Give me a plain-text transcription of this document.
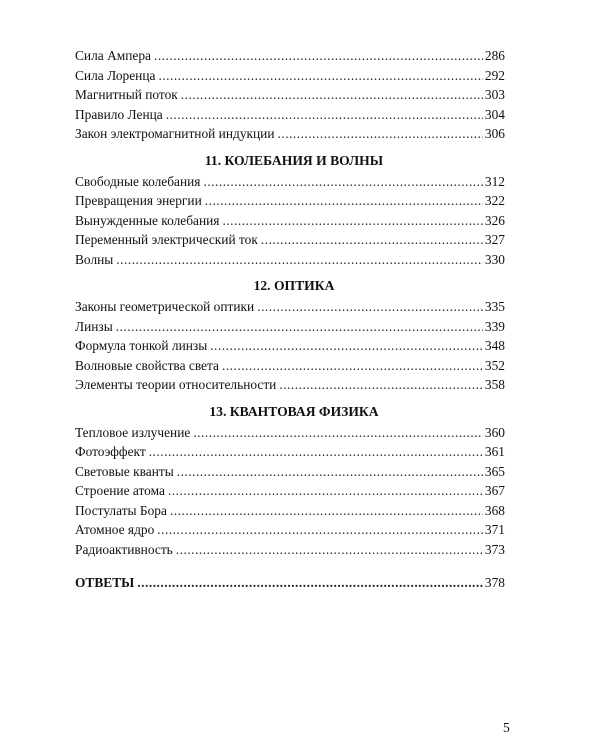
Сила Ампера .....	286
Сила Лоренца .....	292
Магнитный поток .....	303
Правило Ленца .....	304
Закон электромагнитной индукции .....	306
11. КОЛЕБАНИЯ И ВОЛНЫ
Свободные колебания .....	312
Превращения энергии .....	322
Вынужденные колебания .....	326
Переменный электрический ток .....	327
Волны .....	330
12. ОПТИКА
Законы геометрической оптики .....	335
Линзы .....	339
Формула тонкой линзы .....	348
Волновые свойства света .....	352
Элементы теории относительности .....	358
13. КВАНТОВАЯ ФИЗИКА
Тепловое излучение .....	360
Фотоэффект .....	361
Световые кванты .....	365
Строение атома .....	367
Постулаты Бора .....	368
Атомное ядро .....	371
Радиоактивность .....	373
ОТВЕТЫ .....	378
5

============================================================

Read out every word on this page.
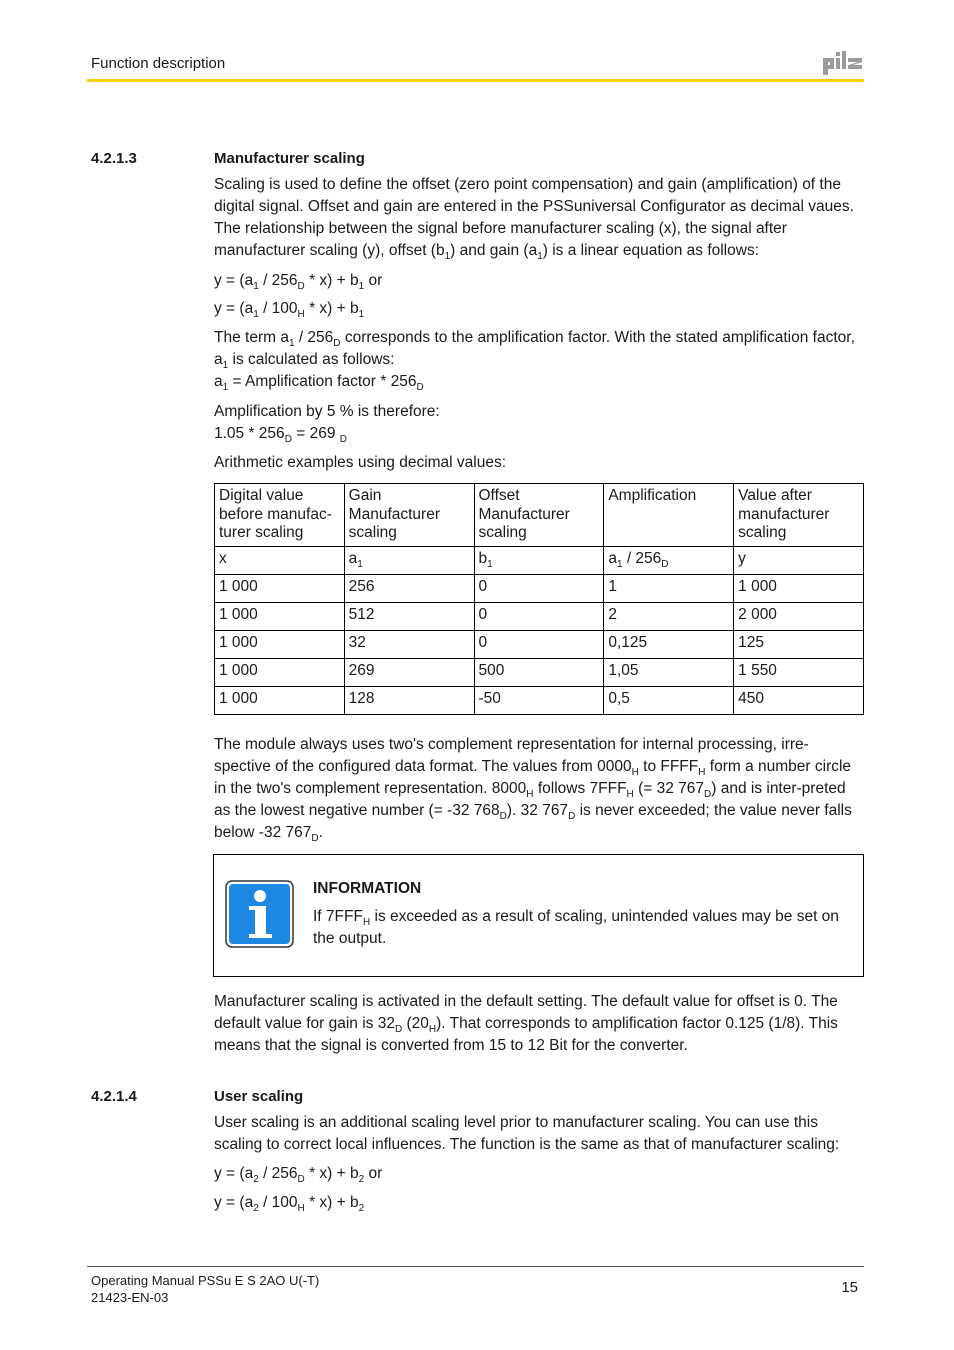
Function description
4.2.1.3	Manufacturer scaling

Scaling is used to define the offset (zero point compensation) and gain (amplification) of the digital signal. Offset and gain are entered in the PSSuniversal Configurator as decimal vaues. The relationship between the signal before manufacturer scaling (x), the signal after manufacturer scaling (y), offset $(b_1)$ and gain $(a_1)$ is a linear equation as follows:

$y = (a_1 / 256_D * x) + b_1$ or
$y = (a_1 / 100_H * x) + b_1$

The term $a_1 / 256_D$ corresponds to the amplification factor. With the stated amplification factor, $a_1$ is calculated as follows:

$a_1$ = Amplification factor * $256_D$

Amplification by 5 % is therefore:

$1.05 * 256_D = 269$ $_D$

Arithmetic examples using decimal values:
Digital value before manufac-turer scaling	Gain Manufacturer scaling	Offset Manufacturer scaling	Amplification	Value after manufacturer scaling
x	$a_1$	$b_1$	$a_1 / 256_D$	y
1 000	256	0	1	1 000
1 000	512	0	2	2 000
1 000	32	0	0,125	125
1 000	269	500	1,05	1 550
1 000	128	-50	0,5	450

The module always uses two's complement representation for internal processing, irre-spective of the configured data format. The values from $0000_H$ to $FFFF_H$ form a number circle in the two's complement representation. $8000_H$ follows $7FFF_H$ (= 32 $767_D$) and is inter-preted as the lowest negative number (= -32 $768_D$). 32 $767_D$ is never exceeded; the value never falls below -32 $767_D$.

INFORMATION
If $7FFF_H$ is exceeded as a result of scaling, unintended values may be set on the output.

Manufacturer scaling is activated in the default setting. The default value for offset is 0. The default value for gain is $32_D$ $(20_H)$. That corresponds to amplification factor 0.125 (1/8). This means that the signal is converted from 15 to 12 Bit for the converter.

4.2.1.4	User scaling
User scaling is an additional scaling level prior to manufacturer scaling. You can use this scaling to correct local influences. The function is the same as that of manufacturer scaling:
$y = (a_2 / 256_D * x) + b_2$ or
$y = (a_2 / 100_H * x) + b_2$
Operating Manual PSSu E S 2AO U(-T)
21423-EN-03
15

============================================================

TASK BRIEF:
Look through the listing and extract every line with "decimal" in it.

EXERCISE RESPONSE:
Scaling is used to define the offset (zero point compensation) and gain (amplification) of the digital signal. Offset and gain are entered in the PSSuniversal Configurator as decimal vaues. The relationship between the signal before manufacturer scaling (x), the signal after manufacturer scaling (y), offset $(b_1)$ and gain $(a_1)$ is a linear equation as follows:
Arithmetic examples using decimal values:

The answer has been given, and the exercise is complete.